Goal of the exercise
The line containing "Transcribe the text in this document." and every line after it, through the last, are to be extracted exactly; no other lines belong in the answer.

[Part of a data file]

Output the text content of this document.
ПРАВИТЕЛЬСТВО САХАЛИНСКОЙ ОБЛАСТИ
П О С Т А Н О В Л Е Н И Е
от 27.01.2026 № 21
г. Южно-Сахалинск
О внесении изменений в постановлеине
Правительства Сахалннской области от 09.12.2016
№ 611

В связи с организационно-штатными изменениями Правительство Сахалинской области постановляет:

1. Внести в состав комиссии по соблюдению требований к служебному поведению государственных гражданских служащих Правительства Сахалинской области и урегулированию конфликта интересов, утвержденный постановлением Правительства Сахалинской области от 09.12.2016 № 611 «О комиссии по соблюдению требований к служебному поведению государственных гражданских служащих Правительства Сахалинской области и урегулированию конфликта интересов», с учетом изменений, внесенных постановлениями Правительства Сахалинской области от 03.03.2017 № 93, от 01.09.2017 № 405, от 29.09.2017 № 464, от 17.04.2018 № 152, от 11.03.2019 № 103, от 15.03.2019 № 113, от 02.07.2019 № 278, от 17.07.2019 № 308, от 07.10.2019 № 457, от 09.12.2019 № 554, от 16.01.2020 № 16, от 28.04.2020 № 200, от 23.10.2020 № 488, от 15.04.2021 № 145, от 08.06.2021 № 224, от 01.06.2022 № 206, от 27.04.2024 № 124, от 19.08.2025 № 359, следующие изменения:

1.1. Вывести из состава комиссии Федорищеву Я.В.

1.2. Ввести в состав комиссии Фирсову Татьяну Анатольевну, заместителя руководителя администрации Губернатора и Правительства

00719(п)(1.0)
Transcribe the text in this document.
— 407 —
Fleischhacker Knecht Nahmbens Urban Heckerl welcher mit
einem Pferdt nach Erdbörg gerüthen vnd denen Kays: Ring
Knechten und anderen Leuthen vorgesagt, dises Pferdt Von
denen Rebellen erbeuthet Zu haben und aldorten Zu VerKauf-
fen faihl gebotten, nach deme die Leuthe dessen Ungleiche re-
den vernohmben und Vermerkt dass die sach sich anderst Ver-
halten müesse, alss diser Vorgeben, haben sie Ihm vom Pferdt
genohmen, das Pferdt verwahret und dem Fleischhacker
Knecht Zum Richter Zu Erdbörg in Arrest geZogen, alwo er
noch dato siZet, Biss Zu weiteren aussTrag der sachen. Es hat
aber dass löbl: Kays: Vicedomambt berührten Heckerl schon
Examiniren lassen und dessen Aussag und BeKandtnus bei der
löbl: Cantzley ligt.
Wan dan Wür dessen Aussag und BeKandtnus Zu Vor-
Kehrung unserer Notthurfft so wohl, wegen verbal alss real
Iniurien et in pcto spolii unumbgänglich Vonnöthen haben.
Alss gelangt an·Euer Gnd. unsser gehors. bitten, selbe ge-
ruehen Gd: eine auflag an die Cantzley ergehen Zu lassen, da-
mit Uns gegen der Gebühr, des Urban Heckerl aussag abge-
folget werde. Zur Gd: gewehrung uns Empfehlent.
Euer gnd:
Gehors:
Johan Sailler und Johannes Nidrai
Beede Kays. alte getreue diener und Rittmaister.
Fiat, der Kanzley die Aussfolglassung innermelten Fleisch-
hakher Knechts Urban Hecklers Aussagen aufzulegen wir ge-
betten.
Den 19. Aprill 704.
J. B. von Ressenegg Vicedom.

Solution to the problem
Transcribe the text in this document.
— 407 —
Fleischhacker Knecht Nahmbens Urban Heckerl welcher mit
einem Pferdt nach Erdbörg gerüthen vnd denen Kays: Ring
Knechten und anderen Leuthen vorgesagt, dises Pferdt Von
denen Rebellen erbeuthet Zu haben und aldorten Zu VerKauf-
fen faihl gebotten, nach deme die Leuthe dessen Ungleiche re-
den vernohmben und Vermerkt dass die sach sich anderst Ver-
halten müesse, alss diser Vorgeben, haben sie Ihm vom Pferdt
genohmen, das Pferdt verwahret und dem Fleischhacker
Knecht Zum Richter Zu Erdbörg in Arrest geZogen, alwo er
noch dato siZet, Biss Zu weiteren aussTrag der sachen. Es hat
aber dass löbl: Kays: Vicedomambt berührten Heckerl schon
Examiniren lassen und dessen Aussag und BeKandtnus bei der
löbl: Cantzley ligt.
Wan dan Wür dessen Aussag und BeKandtnus Zu Vor-
Kehrung unserer Notthurfft so wohl, wegen verbal alss real
Iniurien et in pcto spolii unumbgänglich Vonnöthen haben.
Alss gelangt an·Euer Gnd. unsser gehors. bitten, selbe ge-
ruehen Gd: eine auflag an die Cantzley ergehen Zu lassen, da-
mit Uns gegen der Gebühr, des Urban Heckerl aussag abge-
folget werde. Zur Gd: gewehrung uns Empfehlent.
Euer gnd:
Gehors:
Johan Sailler und Johannes Nidrai
Beede Kays. alte getreue diener und Rittmaister.
Fiat, der Kanzley die Aussfolglassung innermelten Fleisch-
hakher Knechts Urban Hecklers Aussagen aufzulegen wir ge-
betten.
Den 19. Aprill 704.
J. B. von Ressenegg Vicedom.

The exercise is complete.